Given data:
───
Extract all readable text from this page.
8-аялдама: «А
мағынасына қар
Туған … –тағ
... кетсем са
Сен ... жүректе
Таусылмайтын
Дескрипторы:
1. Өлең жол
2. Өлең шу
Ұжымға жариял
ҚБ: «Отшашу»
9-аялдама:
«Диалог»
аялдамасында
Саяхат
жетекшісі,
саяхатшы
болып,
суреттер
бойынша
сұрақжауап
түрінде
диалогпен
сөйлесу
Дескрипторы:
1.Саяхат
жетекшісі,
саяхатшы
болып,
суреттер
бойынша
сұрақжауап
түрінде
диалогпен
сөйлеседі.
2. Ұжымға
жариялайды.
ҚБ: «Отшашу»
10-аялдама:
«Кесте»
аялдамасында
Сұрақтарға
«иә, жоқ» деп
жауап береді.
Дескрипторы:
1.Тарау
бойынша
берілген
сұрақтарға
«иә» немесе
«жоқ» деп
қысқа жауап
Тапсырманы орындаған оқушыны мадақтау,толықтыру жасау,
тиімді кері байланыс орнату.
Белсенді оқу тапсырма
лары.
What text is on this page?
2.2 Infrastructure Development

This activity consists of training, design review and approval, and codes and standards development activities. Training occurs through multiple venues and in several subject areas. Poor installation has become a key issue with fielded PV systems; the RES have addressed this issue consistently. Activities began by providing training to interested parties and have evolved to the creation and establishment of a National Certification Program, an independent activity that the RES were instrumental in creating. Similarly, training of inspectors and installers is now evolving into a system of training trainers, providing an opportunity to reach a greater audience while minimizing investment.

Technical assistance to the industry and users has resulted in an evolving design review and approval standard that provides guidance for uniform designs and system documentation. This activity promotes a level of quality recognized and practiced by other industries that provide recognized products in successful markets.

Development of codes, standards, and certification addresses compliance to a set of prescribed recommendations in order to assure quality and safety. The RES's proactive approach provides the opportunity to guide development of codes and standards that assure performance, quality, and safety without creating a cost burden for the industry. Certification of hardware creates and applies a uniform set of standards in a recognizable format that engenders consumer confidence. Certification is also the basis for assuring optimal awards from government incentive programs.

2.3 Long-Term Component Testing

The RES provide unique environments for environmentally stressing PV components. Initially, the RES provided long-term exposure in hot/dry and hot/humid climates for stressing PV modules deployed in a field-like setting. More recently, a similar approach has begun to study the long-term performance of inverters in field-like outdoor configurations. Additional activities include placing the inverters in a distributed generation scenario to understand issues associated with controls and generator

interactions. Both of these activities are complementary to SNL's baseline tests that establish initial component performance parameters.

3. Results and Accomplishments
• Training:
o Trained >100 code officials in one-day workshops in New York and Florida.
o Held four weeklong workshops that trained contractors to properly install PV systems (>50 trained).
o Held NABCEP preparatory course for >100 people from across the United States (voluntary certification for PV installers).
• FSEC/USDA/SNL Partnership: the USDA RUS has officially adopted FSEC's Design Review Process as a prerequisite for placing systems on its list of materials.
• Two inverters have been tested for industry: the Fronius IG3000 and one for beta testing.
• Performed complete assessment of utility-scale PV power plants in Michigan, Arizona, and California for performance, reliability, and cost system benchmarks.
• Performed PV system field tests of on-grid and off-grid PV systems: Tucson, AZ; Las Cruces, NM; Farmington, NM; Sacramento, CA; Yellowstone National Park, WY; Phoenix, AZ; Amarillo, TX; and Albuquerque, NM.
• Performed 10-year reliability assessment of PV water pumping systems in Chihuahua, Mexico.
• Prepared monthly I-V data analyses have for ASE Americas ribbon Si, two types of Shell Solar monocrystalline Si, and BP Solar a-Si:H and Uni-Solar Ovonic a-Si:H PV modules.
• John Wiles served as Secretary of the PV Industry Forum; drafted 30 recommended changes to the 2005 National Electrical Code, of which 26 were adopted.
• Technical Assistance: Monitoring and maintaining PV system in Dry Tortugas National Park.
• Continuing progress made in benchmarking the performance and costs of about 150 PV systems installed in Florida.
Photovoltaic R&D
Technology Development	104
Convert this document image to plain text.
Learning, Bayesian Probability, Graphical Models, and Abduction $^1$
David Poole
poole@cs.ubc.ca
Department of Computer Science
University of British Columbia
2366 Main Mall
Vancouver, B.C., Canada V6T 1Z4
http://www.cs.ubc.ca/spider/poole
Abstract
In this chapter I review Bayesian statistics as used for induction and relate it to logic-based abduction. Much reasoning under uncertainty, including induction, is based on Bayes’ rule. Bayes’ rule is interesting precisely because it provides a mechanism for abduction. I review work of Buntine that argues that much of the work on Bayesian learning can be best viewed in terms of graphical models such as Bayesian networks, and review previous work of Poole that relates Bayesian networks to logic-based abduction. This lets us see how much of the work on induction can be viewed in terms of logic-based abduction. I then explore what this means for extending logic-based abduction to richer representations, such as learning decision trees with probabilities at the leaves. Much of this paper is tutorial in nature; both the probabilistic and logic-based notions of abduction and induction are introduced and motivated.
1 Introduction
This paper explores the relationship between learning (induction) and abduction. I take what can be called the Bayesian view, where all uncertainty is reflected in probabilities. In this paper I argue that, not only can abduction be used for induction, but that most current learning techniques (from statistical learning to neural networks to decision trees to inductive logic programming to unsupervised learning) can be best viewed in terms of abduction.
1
───
Set task:
Pick out and copy the lines of the entries that hold the string "placing".

Output:
The RES provide unique environments for environmentally stressing PV components. Initially, the RES provided long-term exposure in hot/dry and hot/humid climates for stressing PV modules deployed in a field-like setting. More recently, a similar approach has begun to study the long-term performance of inverters in field-like outdoor configurations. Additional activities include placing the inverters in a distributed generation scenario to understand issues associated with controls and generator
• FSEC/USDA/SNL Partnership: the USDA RUS has officially adopted FSEC's Design Review Process as a prerequisite for placing systems on its list of materials.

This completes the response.